- **What this task involves**:
Please list all lines of the material below in which the string "Read" occurs.

Records from a dataset:
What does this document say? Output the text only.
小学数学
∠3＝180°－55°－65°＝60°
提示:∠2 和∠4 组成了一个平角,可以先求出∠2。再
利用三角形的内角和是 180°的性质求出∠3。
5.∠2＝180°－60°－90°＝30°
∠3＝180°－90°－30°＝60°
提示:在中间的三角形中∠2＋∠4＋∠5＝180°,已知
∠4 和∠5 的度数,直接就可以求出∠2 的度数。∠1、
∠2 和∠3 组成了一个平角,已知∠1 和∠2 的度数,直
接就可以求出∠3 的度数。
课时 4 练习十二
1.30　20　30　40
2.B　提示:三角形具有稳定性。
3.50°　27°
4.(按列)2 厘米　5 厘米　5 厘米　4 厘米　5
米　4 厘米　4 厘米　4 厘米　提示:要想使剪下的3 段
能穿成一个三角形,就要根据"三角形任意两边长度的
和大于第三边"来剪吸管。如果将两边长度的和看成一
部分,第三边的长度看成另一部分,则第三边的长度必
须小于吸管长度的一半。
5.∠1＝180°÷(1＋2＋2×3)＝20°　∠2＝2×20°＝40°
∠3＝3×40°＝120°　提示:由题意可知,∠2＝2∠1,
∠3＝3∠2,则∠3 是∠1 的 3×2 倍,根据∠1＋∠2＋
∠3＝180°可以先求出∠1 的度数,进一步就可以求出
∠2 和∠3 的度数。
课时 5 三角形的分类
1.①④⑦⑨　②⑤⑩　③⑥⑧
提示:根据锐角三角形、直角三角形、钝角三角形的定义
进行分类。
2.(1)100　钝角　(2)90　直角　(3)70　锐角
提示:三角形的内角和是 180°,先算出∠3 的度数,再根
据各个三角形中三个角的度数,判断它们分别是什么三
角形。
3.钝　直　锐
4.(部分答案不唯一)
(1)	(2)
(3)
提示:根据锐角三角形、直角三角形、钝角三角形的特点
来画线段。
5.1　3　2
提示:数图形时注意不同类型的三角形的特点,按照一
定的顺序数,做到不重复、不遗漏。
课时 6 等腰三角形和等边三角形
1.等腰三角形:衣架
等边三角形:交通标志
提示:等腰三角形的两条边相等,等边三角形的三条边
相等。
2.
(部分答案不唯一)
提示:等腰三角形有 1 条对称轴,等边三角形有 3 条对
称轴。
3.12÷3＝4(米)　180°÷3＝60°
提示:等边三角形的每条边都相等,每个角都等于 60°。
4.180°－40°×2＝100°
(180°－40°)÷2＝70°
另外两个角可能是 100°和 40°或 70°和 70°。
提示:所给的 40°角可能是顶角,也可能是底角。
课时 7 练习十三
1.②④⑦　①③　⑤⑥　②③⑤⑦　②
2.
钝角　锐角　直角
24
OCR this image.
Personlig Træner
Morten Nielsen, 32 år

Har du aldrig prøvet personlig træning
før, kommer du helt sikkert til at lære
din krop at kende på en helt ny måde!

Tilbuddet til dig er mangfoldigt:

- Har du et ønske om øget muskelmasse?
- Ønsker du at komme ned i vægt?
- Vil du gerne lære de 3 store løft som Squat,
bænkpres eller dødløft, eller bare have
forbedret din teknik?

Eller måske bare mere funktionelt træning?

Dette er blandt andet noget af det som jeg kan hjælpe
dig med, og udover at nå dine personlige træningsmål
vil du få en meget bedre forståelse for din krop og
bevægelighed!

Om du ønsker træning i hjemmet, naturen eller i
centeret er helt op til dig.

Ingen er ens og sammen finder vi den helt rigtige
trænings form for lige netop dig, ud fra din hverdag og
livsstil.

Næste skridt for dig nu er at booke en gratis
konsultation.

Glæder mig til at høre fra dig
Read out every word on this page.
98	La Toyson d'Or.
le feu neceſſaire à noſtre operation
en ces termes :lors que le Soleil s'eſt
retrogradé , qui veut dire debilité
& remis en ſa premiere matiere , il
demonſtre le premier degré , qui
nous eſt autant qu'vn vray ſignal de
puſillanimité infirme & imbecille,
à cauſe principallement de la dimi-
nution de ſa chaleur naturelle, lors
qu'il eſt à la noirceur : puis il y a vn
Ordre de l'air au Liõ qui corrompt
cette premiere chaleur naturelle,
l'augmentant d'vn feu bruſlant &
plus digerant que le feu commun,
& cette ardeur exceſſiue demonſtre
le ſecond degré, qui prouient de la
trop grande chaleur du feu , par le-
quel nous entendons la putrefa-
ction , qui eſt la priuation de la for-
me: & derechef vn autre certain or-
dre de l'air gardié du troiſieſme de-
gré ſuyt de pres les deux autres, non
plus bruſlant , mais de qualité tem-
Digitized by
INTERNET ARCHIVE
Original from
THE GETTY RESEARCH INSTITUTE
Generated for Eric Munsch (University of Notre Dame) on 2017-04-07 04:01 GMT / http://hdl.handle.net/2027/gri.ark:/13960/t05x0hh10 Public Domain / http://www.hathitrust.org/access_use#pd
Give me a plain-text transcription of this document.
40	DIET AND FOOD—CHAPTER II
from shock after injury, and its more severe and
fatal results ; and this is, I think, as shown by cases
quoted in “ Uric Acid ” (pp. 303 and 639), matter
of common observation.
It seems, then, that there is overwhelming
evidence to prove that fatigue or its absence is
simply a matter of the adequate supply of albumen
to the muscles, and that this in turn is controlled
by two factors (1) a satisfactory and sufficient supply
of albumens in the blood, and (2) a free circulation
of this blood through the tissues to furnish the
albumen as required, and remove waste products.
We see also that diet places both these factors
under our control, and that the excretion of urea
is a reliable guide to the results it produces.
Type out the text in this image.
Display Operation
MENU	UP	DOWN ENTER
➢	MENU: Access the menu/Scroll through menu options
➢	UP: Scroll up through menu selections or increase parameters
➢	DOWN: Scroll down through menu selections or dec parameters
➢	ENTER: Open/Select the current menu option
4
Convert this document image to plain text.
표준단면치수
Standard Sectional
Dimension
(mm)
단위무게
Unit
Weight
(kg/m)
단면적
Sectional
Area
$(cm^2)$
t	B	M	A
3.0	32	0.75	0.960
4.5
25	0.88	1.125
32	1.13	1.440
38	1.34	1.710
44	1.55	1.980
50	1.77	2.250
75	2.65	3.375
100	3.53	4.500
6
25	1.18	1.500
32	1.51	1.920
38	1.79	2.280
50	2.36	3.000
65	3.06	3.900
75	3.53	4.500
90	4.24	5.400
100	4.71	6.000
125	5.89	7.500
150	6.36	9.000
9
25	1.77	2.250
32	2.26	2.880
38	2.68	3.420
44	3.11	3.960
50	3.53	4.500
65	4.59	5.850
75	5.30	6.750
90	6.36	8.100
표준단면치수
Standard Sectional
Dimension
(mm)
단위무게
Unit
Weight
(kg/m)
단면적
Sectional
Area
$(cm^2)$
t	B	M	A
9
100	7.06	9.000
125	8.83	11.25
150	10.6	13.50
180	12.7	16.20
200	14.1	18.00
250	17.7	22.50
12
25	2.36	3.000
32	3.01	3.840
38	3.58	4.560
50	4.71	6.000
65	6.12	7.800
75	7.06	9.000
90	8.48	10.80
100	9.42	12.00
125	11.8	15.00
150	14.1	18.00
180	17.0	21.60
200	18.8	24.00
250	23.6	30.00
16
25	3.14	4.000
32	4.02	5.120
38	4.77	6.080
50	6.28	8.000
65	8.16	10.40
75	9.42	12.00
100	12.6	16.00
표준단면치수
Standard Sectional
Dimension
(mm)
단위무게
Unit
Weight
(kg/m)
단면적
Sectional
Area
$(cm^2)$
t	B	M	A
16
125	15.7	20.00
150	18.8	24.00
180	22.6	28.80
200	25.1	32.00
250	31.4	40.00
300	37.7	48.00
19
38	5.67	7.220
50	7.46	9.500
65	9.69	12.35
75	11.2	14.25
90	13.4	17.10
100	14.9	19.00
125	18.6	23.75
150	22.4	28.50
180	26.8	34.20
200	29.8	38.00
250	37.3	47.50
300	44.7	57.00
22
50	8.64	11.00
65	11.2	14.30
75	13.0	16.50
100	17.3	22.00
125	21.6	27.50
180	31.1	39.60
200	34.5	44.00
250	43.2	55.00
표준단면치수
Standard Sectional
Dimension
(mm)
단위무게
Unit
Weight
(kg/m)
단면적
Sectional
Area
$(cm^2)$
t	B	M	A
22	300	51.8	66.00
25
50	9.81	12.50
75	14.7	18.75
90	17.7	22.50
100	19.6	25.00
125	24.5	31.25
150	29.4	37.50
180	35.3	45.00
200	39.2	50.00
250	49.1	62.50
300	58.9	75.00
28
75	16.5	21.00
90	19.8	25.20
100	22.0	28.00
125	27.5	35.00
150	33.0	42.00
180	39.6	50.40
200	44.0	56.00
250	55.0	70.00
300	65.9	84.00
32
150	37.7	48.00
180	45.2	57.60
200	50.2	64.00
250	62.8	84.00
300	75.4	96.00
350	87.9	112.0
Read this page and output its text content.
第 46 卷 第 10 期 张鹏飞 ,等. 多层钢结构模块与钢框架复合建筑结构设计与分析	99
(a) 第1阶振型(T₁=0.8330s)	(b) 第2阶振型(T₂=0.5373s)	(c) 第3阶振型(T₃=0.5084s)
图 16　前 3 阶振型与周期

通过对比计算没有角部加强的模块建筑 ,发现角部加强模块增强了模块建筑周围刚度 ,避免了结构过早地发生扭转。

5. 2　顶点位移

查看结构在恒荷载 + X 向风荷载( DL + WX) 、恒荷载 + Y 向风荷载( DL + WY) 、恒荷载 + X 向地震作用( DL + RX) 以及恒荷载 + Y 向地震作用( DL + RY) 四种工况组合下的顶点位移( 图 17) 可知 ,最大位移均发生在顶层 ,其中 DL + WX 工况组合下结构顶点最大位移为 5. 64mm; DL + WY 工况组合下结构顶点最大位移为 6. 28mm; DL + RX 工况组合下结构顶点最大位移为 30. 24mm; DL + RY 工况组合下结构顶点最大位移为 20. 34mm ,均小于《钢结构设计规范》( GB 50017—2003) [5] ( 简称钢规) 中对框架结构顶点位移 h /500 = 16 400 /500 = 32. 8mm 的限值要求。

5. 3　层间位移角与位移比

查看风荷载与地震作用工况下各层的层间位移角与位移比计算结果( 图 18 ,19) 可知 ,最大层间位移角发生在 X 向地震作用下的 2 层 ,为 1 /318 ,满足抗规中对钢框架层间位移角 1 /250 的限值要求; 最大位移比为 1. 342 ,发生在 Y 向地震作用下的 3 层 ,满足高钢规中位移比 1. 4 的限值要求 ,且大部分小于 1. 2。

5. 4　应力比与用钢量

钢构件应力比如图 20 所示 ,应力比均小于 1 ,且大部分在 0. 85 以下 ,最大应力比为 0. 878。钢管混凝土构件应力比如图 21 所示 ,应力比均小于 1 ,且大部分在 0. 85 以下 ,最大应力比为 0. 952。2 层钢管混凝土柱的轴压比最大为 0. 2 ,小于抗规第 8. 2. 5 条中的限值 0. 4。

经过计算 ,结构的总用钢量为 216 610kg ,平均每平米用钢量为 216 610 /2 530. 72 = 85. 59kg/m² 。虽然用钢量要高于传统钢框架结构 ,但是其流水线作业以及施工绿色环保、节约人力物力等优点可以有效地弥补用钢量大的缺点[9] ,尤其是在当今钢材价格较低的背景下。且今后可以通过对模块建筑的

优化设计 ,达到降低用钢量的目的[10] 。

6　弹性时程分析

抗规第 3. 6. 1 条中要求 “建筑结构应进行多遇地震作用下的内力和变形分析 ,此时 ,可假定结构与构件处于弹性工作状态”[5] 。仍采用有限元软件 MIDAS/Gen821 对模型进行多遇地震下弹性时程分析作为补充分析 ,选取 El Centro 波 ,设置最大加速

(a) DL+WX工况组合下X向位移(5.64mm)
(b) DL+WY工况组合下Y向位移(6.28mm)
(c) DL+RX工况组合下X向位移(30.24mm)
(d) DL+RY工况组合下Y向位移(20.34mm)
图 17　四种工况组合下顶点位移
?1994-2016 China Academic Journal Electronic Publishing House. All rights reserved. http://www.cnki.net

- **Final result**:
Read out every word on this page.
Read this page and output its text content.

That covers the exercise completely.